On the other hand, preindustrial-commercial traditions of capitalism, whenever they persisted, significantly promoted the breakthrough to industrialization, whenever that happened in the nineteenth and twentieth century. In the nineteenth century, industrialization took place within capitalist structures everywhere. Alternative models of a centrally administered economy were tried out under Communist auspices between 1917 and 1991. They proved to be inferior. China’s rapid industrialization also began to take off only when the country’s party leadership decided to loosen political controls step by step and make room for capitalist principles. There obviously was (and is) a pronounced affinity between capitalism and industrialization: for both, investments are of decisive importance. An inherent part of industrialization is the permanent search for new projects, as is constant engagement in new configurations; to this end, pointers and feedback from markets were and are irreplaceable. A decentralized structure that disperses decision-making among many different enterprises has proven indispensable. So far, any effort at industrialization expecting to be successful over the long run has presupposed capitalism. [Page 99-100. Capitalism: A Short History. Jurgen Kocka. 2016]

But accumulation did not always happen peacefully through hard work, production or technological progress. In the middle age, pillages, plunders and wars were a common way to accumulate wealth. There were a lot of cases in Europe and elsewhere as well. This continued into the 1800s during the colonial age where European mercantilism helped European powers accumulate more wealth.

Such mercantilism meant accumulation for European was the dis-accumulation for the rest of the world.

Kocka does not go into the dis-accumulation as he is focusing on European capitalism mostly. But he does mention the slave trades between Europe, Africa and America, where African slaves were used to man the plantations and fulfil European demand. It does appear to me the slave trade and European colonial policy decimated Africa.

In Asia, especially Malaya, colonialism seems to have the opposite effect. Although European powers, the British in Malaya especially, were still accumulating wealth, the colonialism did have an accelerating effect on domestic growth in the 1800s and the early 1900s. Perhaps the reason for that was that the colonial administrators in Malaya was importing European advancement along with various institutions from the Industrial Revolution, hence boosting technological growth in this part of the world.

So, was colonialism good or bad for Malaya in terms of capital accumulation? I guess the only way to answer it is to address the counterfactual: how would capital accumulation have progressed if Malacca was not defeated by the Portuguese war fleet? How would the area now called Malaysia have fared if it had never been colonized by the British and the Dutch?

Mohd Hafiz Noor Shams. Some rights reservedMohd Hafiz Noor Shams. Some rights reservedMohd Hafiz Noor Shams. Some rights reserved

[1] — Let me digress slightly. Anthony Milner in The Malays believes the feudalist structure explains the lack of the Malay merchant class during the 1700s-1800s. The sultan as the feudal lord owned everything and the idea of private wealth among the masses did not exist. Everything within the realm ruled by the sultan belonged to him. Milner, if I recall correctly, cited Munshi Abdullah who lamented in his writing about the lack of security to self and property of the masses due to tyranny of the sultans in the 19th century Pahang, Terengganu and Kelantan.

While this sounds like a rival explanation to Syed Hussein Alatas’ as outlined in The Myth of the Lazy Native where he postulated that European colonialists killed the Malay merchant class by regulating trade in a way that granted monopoly to European traders, I feel both arguments can be true. Milner is describing the effect of the sultans’ influence on the masses while Syed Hussein focusing specifically on the merchant class. Indeed, Milner’s point is more general and hence, the effect of European monopoly could well happen within Milner’s explanation. So, it was a double-whammy for Malay traders.

YOUR TASK: List every book title named in the capitalism excerpt above.

RECORD SET:
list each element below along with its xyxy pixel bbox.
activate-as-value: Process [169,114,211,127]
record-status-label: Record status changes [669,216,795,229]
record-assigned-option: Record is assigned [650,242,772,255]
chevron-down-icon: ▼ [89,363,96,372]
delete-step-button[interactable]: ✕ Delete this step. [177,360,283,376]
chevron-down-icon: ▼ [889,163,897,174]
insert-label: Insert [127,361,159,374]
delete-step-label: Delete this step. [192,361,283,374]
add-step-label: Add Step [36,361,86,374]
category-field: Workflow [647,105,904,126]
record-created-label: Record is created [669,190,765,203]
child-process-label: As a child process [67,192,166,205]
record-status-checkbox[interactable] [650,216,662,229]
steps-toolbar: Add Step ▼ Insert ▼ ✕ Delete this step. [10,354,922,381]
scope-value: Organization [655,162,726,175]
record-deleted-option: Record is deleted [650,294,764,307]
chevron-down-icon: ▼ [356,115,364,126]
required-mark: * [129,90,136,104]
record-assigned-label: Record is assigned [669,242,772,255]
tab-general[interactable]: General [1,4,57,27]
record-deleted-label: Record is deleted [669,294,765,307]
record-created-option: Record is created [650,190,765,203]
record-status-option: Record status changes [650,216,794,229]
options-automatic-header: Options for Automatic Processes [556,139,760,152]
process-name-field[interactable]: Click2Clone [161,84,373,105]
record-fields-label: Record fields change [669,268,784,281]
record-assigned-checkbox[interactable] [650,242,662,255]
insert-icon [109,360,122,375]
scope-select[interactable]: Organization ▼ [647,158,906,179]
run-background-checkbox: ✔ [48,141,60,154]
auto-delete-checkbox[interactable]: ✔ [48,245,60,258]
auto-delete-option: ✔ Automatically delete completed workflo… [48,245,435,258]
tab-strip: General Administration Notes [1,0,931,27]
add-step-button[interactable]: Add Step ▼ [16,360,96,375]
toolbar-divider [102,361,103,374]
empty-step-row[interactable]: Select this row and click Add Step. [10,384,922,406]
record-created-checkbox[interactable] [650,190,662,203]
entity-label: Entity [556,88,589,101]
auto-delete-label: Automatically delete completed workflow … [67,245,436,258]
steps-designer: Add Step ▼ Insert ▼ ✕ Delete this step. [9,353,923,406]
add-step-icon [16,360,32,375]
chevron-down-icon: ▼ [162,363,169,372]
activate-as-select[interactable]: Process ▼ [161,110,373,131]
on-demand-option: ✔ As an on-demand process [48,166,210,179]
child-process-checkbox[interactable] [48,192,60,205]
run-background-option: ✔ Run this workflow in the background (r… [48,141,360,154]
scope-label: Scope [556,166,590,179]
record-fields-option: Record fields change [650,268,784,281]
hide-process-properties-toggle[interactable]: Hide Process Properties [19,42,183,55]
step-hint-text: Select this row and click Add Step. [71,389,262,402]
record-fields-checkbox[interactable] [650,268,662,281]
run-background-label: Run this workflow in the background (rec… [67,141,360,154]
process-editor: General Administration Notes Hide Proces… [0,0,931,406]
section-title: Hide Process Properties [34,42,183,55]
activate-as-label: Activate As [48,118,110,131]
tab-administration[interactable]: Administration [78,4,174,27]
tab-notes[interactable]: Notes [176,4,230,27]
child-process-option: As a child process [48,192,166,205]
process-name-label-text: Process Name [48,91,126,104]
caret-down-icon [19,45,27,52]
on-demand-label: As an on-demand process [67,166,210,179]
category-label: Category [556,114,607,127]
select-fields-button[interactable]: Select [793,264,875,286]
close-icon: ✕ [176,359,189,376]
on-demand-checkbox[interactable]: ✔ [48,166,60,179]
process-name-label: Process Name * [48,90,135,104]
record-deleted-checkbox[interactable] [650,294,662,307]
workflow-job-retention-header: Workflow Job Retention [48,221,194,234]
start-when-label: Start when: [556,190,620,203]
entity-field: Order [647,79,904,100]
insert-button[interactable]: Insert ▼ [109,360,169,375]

RESPONSE TO THE EXERCISE:
Capitalism: A Short History
The Malays
The Myth of the Lazy Native